_Source text_
+++

Scientists have made more progress on understanding the strange magnetic field characteristics of the Red Planet because that phenomenon is tied to the Martian crust, which scientists can more easily study. On the planet's surface, scientists have found patches of rocks that contain the magnetic signature of a global magnetic field that Mars has since lost.
In particular, Deighan said, rocks in the planet's southern side have intrigued scientists looking for magnetic traces. "Other parts of Mars have been resurfaced, lava flowed on them or big impacts clobbered the magnetic field, heated up the material," he said. "The southern hemisphere is very very old, it's from the beginning of the solar system," leaving those traces undamaged.
Then, in February, Hope arrived at Mars, becoming the first interplanetary mission from the Arab world. By late March, mission staff slipped the spacecraft into a unique high orbit near the planet's equator that would give Hope's instruments a big-picture view of Mars.
Mission scientists, inspired by the history of Red Planet exploration and outstanding questions about the world, had selected three instruments to gather observations about the atmosphere and weather of the Red Planet.
Among those instruments is the Emirates Mars Ultraviolet Spectrometer, or EMUS, which is designed to study thin, vast halo of hydrogen and oxygen surrounding Mars to help scientists understand how those gases slip away from the planet into space, Hessa Al Matroushi, the mission's science lead, told Space.com. Gathering that data requires a particularly sensitive instrument, and that's where the scientists got lucky and caught the aurora as well.
"We did anticipate that the instrument would have the potential to do this," Matroushi said. "It wasn't designed to do it. But because we do have a mission that is targeting global coverage and we're looking at Mars from different sides and very frequently within the atmosphere, that enabled us to have such a measurement of discrete auroras, which is very exciting."
And although the discrete aurora is a subtle phenomenon, its appearance was clear even in the test observations that EMUS first gathered after Hope arrived in its science orbit. "It was basically opening the files and seeing that they were there," Deighan said.
"Once we overlaid these images of auroras with crustal field maps that have been previously made and they lined up, we said 'Oh well there you go, it is what it looks like,'" Deighan said, adding that the auroral observations are exactly where we expect them to be."

+++

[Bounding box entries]
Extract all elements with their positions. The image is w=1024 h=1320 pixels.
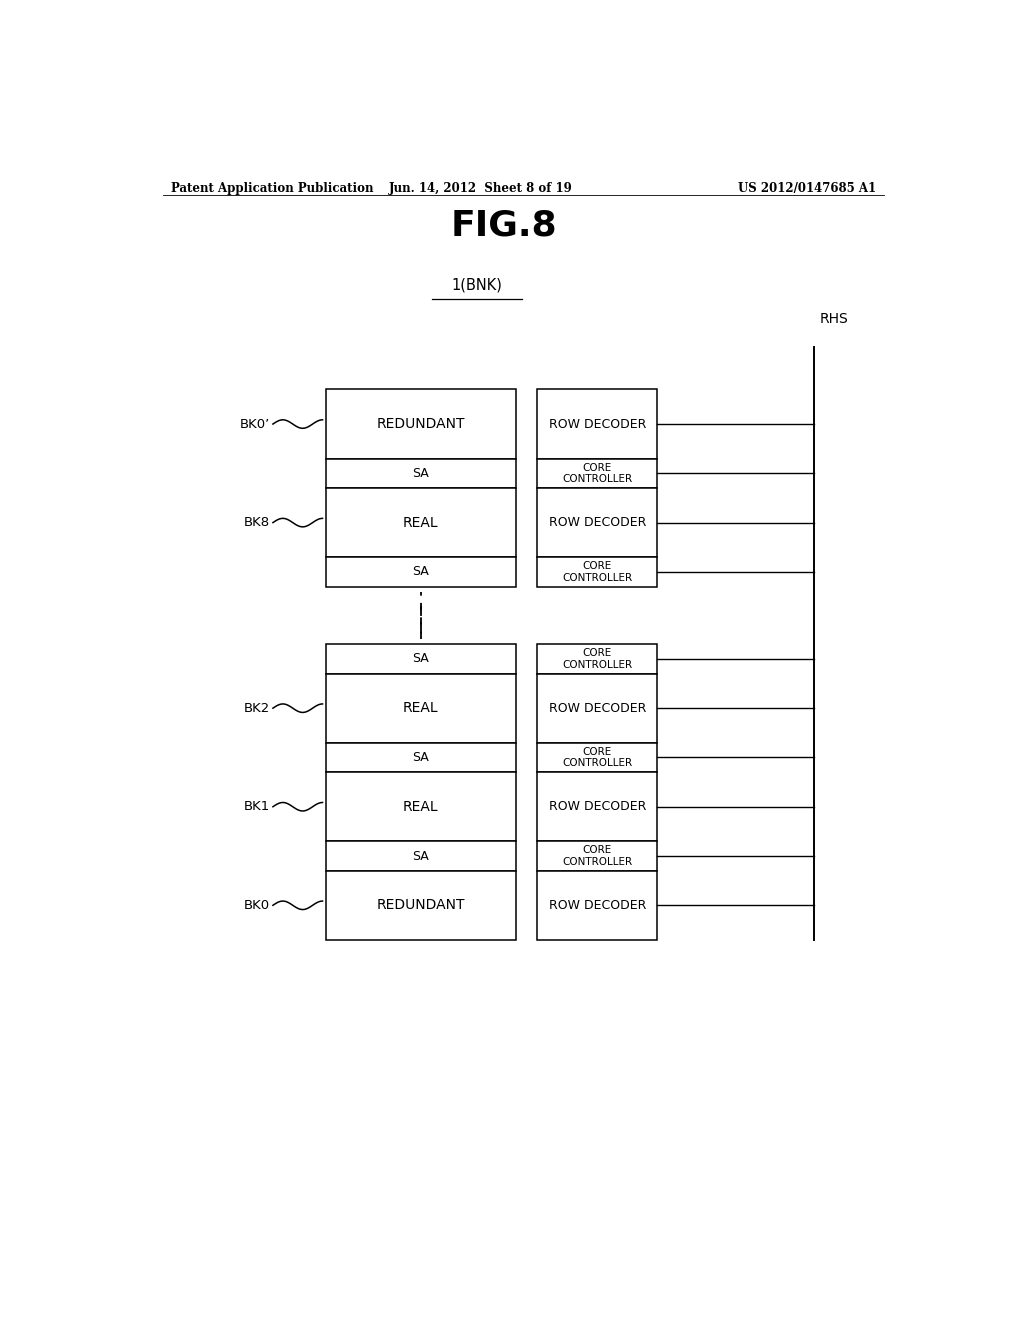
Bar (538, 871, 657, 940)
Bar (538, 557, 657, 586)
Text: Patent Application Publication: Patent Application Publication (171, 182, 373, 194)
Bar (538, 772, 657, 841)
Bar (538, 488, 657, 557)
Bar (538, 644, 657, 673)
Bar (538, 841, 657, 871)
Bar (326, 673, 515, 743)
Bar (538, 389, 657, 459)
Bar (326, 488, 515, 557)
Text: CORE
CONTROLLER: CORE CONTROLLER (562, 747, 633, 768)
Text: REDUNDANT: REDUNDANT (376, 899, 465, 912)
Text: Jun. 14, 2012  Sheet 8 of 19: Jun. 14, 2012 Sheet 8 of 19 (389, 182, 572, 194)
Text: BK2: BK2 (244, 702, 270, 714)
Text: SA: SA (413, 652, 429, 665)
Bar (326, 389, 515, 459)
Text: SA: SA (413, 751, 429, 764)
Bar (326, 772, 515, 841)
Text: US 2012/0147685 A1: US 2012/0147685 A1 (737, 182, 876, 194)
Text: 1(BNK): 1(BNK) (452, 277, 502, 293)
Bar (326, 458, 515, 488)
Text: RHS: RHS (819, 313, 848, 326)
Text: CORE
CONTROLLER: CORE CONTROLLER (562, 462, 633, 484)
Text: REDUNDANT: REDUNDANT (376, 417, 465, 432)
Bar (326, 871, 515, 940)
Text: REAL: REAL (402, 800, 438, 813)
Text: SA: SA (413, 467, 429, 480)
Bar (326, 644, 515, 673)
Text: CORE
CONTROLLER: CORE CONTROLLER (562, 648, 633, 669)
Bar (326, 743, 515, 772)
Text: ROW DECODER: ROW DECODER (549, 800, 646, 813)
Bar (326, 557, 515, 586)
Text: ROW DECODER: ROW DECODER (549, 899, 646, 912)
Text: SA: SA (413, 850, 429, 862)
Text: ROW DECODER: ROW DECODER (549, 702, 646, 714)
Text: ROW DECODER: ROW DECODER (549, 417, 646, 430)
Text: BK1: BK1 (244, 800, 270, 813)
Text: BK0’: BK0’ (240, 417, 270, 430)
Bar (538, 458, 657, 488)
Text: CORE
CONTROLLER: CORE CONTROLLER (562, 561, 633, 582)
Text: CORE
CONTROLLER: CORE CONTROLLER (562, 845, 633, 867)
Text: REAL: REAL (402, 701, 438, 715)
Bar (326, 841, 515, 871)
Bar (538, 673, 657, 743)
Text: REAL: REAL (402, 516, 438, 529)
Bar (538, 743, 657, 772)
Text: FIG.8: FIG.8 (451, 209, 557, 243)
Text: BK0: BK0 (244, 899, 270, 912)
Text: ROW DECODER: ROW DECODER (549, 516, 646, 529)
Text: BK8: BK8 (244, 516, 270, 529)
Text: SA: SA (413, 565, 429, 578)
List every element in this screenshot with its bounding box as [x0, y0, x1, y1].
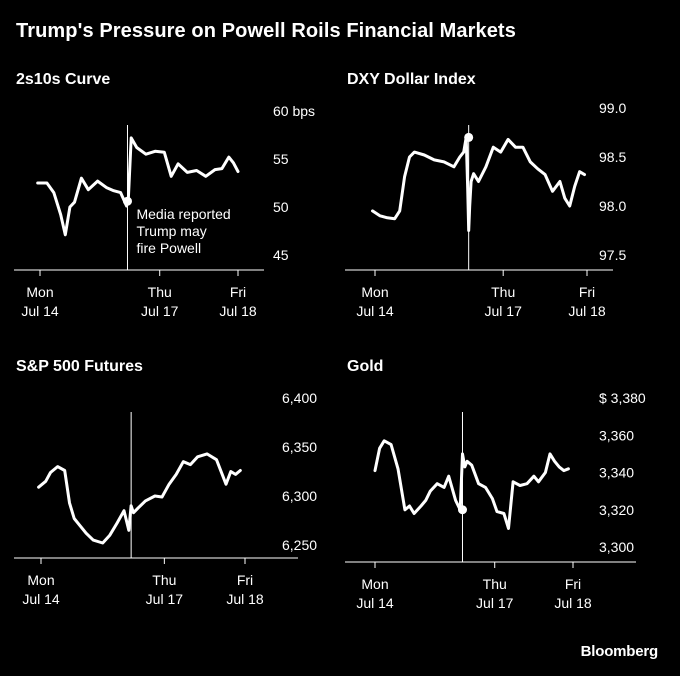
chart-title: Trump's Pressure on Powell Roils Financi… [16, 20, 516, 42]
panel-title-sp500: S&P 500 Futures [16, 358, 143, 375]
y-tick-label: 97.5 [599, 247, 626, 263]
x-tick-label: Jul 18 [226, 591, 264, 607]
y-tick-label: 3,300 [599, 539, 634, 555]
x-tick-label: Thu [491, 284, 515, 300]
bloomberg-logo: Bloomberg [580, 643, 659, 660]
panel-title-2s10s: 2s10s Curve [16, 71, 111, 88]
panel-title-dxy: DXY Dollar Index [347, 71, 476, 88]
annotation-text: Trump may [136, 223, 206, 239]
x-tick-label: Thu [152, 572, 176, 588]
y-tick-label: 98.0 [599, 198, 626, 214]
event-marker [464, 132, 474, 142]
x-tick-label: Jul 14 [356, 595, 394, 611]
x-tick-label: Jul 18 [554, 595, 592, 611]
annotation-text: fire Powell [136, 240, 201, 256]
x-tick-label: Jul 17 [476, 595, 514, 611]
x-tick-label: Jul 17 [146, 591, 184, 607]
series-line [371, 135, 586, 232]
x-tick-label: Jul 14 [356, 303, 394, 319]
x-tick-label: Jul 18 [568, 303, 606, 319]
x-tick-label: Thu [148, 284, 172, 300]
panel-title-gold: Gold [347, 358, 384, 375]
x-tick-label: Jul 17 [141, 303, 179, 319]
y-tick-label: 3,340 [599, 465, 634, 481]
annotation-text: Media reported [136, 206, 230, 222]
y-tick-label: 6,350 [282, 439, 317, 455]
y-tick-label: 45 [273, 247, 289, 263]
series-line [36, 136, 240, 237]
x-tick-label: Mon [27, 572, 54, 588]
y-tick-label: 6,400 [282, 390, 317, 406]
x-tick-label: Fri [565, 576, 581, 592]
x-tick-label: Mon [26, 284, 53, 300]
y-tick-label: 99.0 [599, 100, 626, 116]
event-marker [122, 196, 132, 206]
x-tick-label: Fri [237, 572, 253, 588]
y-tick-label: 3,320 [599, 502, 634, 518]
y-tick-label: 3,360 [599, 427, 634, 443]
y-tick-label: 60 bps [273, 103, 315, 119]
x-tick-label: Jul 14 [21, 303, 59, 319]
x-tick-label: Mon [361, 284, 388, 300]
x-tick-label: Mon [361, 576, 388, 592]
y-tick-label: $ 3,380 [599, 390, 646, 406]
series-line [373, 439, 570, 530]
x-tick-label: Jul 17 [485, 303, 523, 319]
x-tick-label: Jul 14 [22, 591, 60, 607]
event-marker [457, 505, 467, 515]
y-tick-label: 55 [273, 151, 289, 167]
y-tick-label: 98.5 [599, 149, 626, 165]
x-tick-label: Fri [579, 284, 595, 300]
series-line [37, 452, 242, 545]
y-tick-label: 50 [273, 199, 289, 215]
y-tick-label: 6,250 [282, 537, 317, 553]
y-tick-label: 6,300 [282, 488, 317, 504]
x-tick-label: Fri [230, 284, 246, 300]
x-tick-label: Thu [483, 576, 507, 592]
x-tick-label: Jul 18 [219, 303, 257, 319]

+++

_Written exercise 1_
Answer these questions from the passage about Mars's auroras:
(a) In what month did Hope arrive at Mars?
(b) What does the abbreviation EMUS stand for?
(c) How many instruments did mission scientists select to observe the atmosphere and weather of Mars?
_Written exercise 2_
Change "Martian crust" to "crust of Mars" and give the stretch of the passage about Mars's auroras from "Scientists have made" through "has since lost.".
_Written exercise 3_
Can you go on with the passage about Mars's auroras, picking up after its final sentence?

_Output 1_
(a) February
(b) Emirates Mars Ultraviolet Spectrometer
(c) Three

_Output 2_
Scientists have made more progress on understanding the strange magnetic field characteristics of the Red Planet because that phenomenon is tied to the crust of Mars, which scientists can more easily study. On the planet's surface, scientists have found patches of rocks that contain the magnetic signature of a global magnetic field that Mars has since lost.

_Output 3_
Related: A brief history of Mars missions
For scientists, that correlation gives the discrete aurora images an eerie vibe. "It's new, but you know what you're looking at, which is this weird thing we keep coming across with Mars, this combination of the alien and the familiar," Deighan said.
And now that Hope scientists know these measurements are possible, they expect to gather plenty more observations of the discrete aurora as the mission continues its main science mission, which began May 23 and will last for one Martian year (687 Earth days).
"These are observations that we already have always scheduled within our orbit," Matroushi said. "There is always the potential that we could catch one [aurora]," and she said the team can also access additional data downlink opportunities to get more observations than expected from the spacecraft.
Although the new observations are the most detailed to date of the discrete aurora, they don't elucidate precisely what charged particles are creating the effect, Deighan said. He suspects electrons are responsible, although those could be coming either from the sun or from Mars itself. What's more certain is that their energy is limited. "We know that they're not super energetic particles, they're sort of run-of-the-mill energetic particles, if you will," he said.
Additional observations and more detailed analysis may help scientists tease out where these particles come from. Scientists also aren't sure what precisely the discrete aurora would look like to human eyes on the surface of Mars. EMUS observes far ultraviolet light beyond the wavelengths human eyes can process. "They'd just give you a bad burn, not actually be visible to your eyes," Deighan said. "There's probably a lot of auroras going on at Mars that are not visible to the naked human eye or an astronaut's eye."
However, there may still be a visible component to the phenomenon — perhaps red and green and a whitish blue, he said. If so, the result could be stunning, and easier to observe than other Martian aurora that could create a faint glow across the entire sky.
"The discrete aurora would probably be easier to see in the sense that because they have a lot of structure and they're hanging in the sky, your eye would be able to pick them out," Deighan said. "It's hard to pick out a very faintly glowing whole-sky effect, so the discrete aurora would be kind of spectacular."
Email Meghan Bartels at mbartels@space.com or follow her on Twitter @meghanbartels. Follow us on Twitter @Spacedotcom and on Facebook.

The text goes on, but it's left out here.